TASK OBJECTIVE:
Make an exact copy of the entries below.

===============

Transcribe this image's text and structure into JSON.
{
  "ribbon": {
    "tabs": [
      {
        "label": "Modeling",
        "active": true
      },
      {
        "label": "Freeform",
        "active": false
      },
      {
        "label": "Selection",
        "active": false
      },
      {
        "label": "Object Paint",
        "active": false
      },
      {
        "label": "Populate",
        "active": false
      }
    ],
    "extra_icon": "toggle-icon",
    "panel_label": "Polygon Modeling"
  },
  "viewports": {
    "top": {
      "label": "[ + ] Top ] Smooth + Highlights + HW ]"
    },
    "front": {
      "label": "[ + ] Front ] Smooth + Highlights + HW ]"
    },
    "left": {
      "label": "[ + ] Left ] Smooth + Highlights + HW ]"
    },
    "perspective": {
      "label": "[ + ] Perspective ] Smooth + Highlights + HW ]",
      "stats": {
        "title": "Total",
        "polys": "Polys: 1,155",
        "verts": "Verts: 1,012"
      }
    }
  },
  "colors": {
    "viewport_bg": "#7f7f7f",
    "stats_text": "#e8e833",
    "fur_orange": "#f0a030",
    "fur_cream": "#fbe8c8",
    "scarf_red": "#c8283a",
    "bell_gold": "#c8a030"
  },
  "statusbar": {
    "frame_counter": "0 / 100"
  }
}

===============

WORKED SOLUTION:
Transcribe this image's text and structure into JSON.
{
  "ribbon": {
    "tabs": [
      {
        "label": "Modeling",
        "active": true
      },
      {
        "label": "Freeform",
        "active": false
      },
      {
        "label": "Selection",
        "active": false
      },
      {
        "label": "Object Paint",
        "active": false
      },
      {
        "label": "Populate",
        "active": false
      }
    ],
    "extra_icon": "toggle-icon",
    "panel_label": "Polygon Modeling"
  },
  "viewports": {
    "top": {
      "label": "[ + ] Top ] Smooth + Highlights + HW ]"
    },
    "front": {
      "label": "[ + ] Front ] Smooth + Highlights + HW ]"
    },
    "left": {
      "label": "[ + ] Left ] Smooth + Highlights + HW ]"
    },
    "perspective": {
      "label": "[ + ] Perspective ] Smooth + Highlights + HW ]",
      "stats": {
        "title": "Total",
        "polys": "Polys: 1,155",
        "verts": "Verts: 1,012"
      }
    }
  },
  "colors": {
    "viewport_bg": "#7f7f7f",
    "stats_text": "#e8e833",
    "fur_orange": "#f0a030",
    "fur_cream": "#fbe8c8",
    "scarf_red": "#c8283a",
    "bell_gold": "#c8a030"
  },
  "statusbar": {
    "frame_counter": "0 / 100"
  }
}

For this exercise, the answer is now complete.